▶ _Task input_:

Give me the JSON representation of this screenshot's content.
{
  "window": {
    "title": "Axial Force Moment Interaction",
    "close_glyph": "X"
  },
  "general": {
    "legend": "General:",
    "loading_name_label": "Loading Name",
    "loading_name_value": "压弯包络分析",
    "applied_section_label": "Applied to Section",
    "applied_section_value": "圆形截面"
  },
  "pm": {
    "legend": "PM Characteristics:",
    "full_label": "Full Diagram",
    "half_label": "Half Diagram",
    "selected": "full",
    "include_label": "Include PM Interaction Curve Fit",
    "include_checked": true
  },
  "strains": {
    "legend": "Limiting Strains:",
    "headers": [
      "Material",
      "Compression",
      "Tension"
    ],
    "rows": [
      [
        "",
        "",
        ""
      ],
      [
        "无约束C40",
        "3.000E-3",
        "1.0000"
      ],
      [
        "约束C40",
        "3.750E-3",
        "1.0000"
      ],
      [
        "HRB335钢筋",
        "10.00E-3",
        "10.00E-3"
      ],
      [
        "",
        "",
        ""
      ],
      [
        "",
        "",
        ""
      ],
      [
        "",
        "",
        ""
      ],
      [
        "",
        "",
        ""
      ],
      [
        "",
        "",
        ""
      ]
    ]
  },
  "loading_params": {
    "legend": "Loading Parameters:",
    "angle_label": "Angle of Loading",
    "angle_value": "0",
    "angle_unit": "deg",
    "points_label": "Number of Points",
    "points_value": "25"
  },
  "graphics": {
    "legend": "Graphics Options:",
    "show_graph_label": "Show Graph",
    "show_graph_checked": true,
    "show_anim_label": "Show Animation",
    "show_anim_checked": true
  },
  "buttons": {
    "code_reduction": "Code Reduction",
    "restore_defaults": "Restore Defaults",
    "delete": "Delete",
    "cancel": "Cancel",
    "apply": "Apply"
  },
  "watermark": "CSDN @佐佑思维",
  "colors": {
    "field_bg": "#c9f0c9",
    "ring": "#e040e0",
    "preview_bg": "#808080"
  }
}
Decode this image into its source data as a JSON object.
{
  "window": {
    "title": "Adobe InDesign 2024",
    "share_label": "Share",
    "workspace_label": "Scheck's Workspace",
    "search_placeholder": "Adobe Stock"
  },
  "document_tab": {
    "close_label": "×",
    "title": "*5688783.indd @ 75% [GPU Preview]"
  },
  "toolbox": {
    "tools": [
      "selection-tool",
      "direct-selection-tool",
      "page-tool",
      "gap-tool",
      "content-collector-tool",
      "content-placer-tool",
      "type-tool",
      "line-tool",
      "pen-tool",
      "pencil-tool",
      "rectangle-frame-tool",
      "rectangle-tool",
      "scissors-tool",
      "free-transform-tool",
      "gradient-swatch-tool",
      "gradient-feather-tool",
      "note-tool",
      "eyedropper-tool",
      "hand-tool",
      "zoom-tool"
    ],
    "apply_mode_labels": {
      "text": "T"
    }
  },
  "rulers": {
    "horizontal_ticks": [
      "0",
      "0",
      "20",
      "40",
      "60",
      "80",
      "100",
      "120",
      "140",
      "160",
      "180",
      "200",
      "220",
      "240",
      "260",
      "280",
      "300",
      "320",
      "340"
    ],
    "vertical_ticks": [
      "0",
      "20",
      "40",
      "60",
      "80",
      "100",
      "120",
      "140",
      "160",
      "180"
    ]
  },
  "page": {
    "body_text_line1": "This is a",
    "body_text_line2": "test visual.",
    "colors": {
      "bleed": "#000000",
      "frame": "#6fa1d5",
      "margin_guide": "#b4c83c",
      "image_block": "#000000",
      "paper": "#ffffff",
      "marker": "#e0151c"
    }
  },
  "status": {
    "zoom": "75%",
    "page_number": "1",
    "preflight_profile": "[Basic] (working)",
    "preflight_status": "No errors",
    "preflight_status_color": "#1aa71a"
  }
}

▶ _Stated task_: Extract every line containing the string "true" from the data above.

▶ _Output of the task_:
    "include_checked": true
    "show_graph_checked": true,
    "show_anim_checked": true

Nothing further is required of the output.